((

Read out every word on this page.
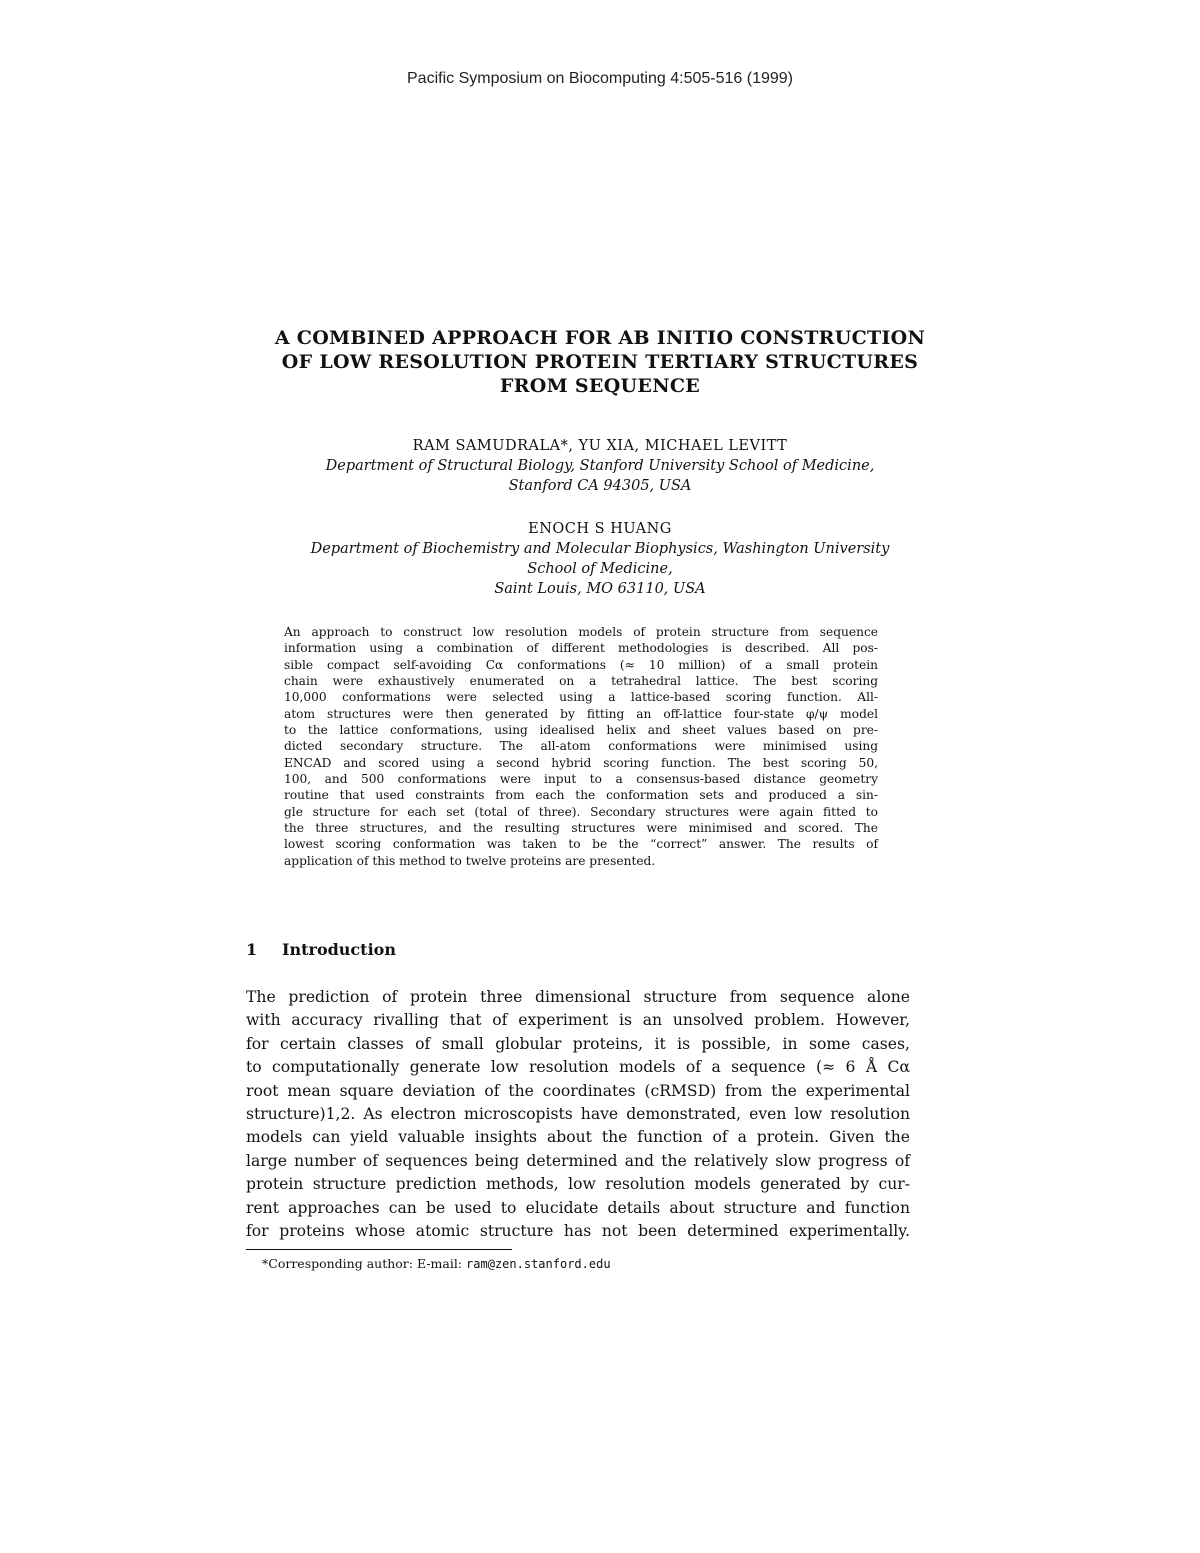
Pacific Symposium on Biocomputing 4:505-516 (1999)
A COMBINED APPROACH FOR AB INITIO CONSTRUCTION
OF LOW RESOLUTION PROTEIN TERTIARY STRUCTURES
FROM SEQUENCE
RAM SAMUDRALA*, YU XIA, MICHAEL LEVITT
Department of Structural Biology, Stanford University School of Medicine,
Stanford CA 94305, USA
ENOCH S HUANG
Department of Biochemistry and Molecular Biophysics, Washington University
School of Medicine,
Saint Louis, MO 63110, USA
An approach to construct low resolution models of protein structure from sequence
information using a combination of different methodologies is described. All pos-
sible compact self-avoiding Cα conformations (≈ 10 million) of a small protein
chain were exhaustively enumerated on a tetrahedral lattice. The best scoring
10,000 conformations were selected using a lattice-based scoring function. All-
atom structures were then generated by fitting an off-lattice four-state φ/ψ model
to the lattice conformations, using idealised helix and sheet values based on pre-
dicted secondary structure. The all-atom conformations were minimised using
ENCAD and scored using a second hybrid scoring function. The best scoring 50,
100, and 500 conformations were input to a consensus-based distance geometry
routine that used constraints from each the conformation sets and produced a sin-
gle structure for each set (total of three). Secondary structures were again fitted to
the three structures, and the resulting structures were minimised and scored. The
lowest scoring conformation was taken to be the “correct” answer. The results of
application of this method to twelve proteins are presented.
1 Introduction
The prediction of protein three dimensional structure from sequence alone
with accuracy rivalling that of experiment is an unsolved problem. However,
for certain classes of small globular proteins, it is possible, in some cases,
to computationally generate low resolution models of a sequence (≈ 6 Å Cα
root mean square deviation of the coordinates (cRMSD) from the experimental
structure)1,2. As electron microscopists have demonstrated, even low resolution
models can yield valuable insights about the function of a protein. Given the
large number of sequences being determined and the relatively slow progress of
protein structure prediction methods, low resolution models generated by cur-
rent approaches can be used to elucidate details about structure and function
for proteins whose atomic structure has not been determined experimentally.
*Corresponding author: E-mail: ram@zen.stanford.edu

))

Directions for this task: Nothing but the pictures may be dropped; output the records above exactly.

Completed exercise:
Read out every word on this page.
Pacific Symposium on Biocomputing 4:505-516 (1999)
A COMBINED APPROACH FOR AB INITIO CONSTRUCTION
OF LOW RESOLUTION PROTEIN TERTIARY STRUCTURES
FROM SEQUENCE
RAM SAMUDRALA*, YU XIA, MICHAEL LEVITT
Department of Structural Biology, Stanford University School of Medicine,
Stanford CA 94305, USA
ENOCH S HUANG
Department of Biochemistry and Molecular Biophysics, Washington University
School of Medicine,
Saint Louis, MO 63110, USA
An approach to construct low resolution models of protein structure from sequence
information using a combination of different methodologies is described. All pos-
sible compact self-avoiding Cα conformations (≈ 10 million) of a small protein
chain were exhaustively enumerated on a tetrahedral lattice. The best scoring
10,000 conformations were selected using a lattice-based scoring function. All-
atom structures were then generated by fitting an off-lattice four-state φ/ψ model
to the lattice conformations, using idealised helix and sheet values based on pre-
dicted secondary structure. The all-atom conformations were minimised using
ENCAD and scored using a second hybrid scoring function. The best scoring 50,
100, and 500 conformations were input to a consensus-based distance geometry
routine that used constraints from each the conformation sets and produced a sin-
gle structure for each set (total of three). Secondary structures were again fitted to
the three structures, and the resulting structures were minimised and scored. The
lowest scoring conformation was taken to be the “correct” answer. The results of
application of this method to twelve proteins are presented.
1 Introduction
The prediction of protein three dimensional structure from sequence alone
with accuracy rivalling that of experiment is an unsolved problem. However,
for certain classes of small globular proteins, it is possible, in some cases,
to computationally generate low resolution models of a sequence (≈ 6 Å Cα
root mean square deviation of the coordinates (cRMSD) from the experimental
structure)1,2. As electron microscopists have demonstrated, even low resolution
models can yield valuable insights about the function of a protein. Given the
large number of sequences being determined and the relatively slow progress of
protein structure prediction methods, low resolution models generated by cur-
rent approaches can be used to elucidate details about structure and function
for proteins whose atomic structure has not been determined experimentally.
*Corresponding author: E-mail: ram@zen.stanford.edu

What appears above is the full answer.